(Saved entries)
-- Start --
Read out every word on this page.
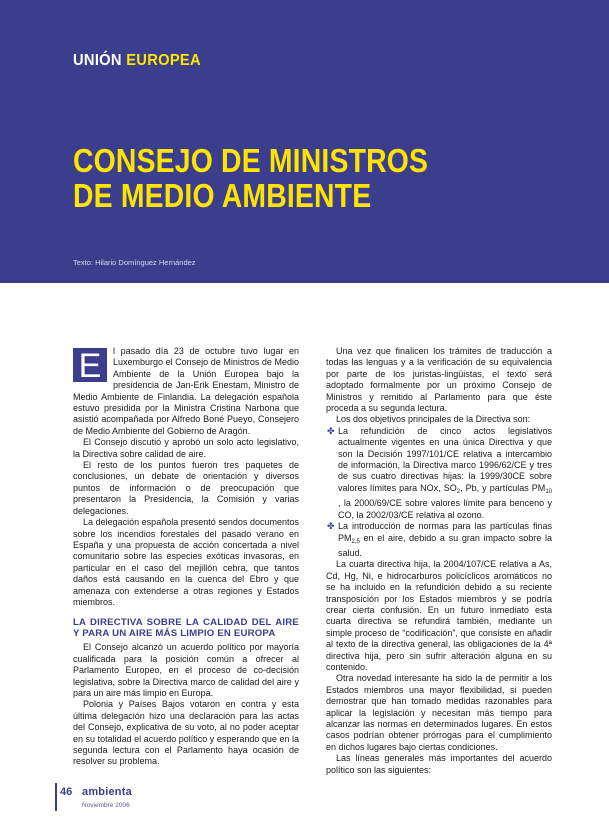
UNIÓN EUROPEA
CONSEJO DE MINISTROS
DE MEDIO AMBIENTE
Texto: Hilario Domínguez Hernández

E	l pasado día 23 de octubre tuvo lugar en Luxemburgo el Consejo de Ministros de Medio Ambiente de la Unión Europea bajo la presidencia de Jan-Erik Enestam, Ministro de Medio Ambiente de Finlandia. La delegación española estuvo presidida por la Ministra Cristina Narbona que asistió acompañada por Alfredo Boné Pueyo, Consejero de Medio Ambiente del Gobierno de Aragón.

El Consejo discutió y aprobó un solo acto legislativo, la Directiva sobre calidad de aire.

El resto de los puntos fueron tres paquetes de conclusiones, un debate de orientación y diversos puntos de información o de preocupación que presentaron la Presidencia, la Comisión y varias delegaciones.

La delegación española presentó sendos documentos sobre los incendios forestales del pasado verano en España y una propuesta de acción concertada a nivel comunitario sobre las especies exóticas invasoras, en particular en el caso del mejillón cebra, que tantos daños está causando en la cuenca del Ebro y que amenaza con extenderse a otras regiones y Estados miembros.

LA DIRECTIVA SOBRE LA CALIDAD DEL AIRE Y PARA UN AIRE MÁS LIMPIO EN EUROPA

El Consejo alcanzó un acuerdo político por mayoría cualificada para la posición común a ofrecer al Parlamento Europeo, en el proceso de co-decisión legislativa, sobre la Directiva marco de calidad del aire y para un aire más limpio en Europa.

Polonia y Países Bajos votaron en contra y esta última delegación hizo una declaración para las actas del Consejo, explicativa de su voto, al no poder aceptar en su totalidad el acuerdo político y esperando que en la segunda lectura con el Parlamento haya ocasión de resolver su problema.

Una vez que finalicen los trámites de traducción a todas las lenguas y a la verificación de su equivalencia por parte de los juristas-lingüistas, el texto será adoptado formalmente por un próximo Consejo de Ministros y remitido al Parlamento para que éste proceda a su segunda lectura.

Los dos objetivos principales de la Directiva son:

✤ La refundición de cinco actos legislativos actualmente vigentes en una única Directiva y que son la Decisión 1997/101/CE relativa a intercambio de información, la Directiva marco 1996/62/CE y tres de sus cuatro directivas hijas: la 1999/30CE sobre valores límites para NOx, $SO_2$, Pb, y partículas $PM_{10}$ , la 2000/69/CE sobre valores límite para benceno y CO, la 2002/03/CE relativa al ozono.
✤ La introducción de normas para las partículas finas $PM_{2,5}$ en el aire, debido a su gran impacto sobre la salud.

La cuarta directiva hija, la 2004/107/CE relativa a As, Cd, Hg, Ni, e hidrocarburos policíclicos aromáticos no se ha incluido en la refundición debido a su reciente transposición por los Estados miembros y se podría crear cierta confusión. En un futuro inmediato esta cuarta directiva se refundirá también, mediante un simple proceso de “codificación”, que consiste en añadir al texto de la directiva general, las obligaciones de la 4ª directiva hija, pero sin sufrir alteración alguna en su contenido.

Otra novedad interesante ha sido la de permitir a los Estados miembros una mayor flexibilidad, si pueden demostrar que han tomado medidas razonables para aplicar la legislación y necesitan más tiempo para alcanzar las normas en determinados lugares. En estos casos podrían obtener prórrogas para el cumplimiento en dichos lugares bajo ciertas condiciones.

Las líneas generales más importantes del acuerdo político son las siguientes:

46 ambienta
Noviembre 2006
-- End --
* _What to produce_
Give an exact copy of the material, leaving out every picture.

* _Solution for this exercise_
Read out every word on this page.
UNIÓN EUROPEA
CONSEJO DE MINISTROS
DE MEDIO AMBIENTE
Texto: Hilario Domínguez Hernández

E	l pasado día 23 de octubre tuvo lugar en Luxemburgo el Consejo de Ministros de Medio Ambiente de la Unión Europea bajo la presidencia de Jan-Erik Enestam, Ministro de Medio Ambiente de Finlandia. La delegación española estuvo presidida por la Ministra Cristina Narbona que asistió acompañada por Alfredo Boné Pueyo, Consejero de Medio Ambiente del Gobierno de Aragón.

El Consejo discutió y aprobó un solo acto legislativo, la Directiva sobre calidad de aire.

El resto de los puntos fueron tres paquetes de conclusiones, un debate de orientación y diversos puntos de información o de preocupación que presentaron la Presidencia, la Comisión y varias delegaciones.

La delegación española presentó sendos documentos sobre los incendios forestales del pasado verano en España y una propuesta de acción concertada a nivel comunitario sobre las especies exóticas invasoras, en particular en el caso del mejillón cebra, que tantos daños está causando en la cuenca del Ebro y que amenaza con extenderse a otras regiones y Estados miembros.

LA DIRECTIVA SOBRE LA CALIDAD DEL AIRE Y PARA UN AIRE MÁS LIMPIO EN EUROPA

El Consejo alcanzó un acuerdo político por mayoría cualificada para la posición común a ofrecer al Parlamento Europeo, en el proceso de co-decisión legislativa, sobre la Directiva marco de calidad del aire y para un aire más limpio en Europa.

Polonia y Países Bajos votaron en contra y esta última delegación hizo una declaración para las actas del Consejo, explicativa de su voto, al no poder aceptar en su totalidad el acuerdo político y esperando que en la segunda lectura con el Parlamento haya ocasión de resolver su problema.

Una vez que finalicen los trámites de traducción a todas las lenguas y a la verificación de su equivalencia por parte de los juristas-lingüistas, el texto será adoptado formalmente por un próximo Consejo de Ministros y remitido al Parlamento para que éste proceda a su segunda lectura.

Los dos objetivos principales de la Directiva son:

✤ La refundición de cinco actos legislativos actualmente vigentes en una única Directiva y que son la Decisión 1997/101/CE relativa a intercambio de información, la Directiva marco 1996/62/CE y tres de sus cuatro directivas hijas: la 1999/30CE sobre valores límites para NOx, $SO_2$, Pb, y partículas $PM_{10}$ , la 2000/69/CE sobre valores límite para benceno y CO, la 2002/03/CE relativa al ozono.
✤ La introducción de normas para las partículas finas $PM_{2,5}$ en el aire, debido a su gran impacto sobre la salud.

La cuarta directiva hija, la 2004/107/CE relativa a As, Cd, Hg, Ni, e hidrocarburos policíclicos aromáticos no se ha incluido en la refundición debido a su reciente transposición por los Estados miembros y se podría crear cierta confusión. En un futuro inmediato esta cuarta directiva se refundirá también, mediante un simple proceso de “codificación”, que consiste en añadir al texto de la directiva general, las obligaciones de la 4ª directiva hija, pero sin sufrir alteración alguna en su contenido.

Otra novedad interesante ha sido la de permitir a los Estados miembros una mayor flexibilidad, si pueden demostrar que han tomado medidas razonables para aplicar la legislación y necesitan más tiempo para alcanzar las normas en determinados lugares. En estos casos podrían obtener prórrogas para el cumplimiento en dichos lugares bajo ciertas condiciones.

Las líneas generales más importantes del acuerdo político son las siguientes:

46 ambienta
Noviembre 2006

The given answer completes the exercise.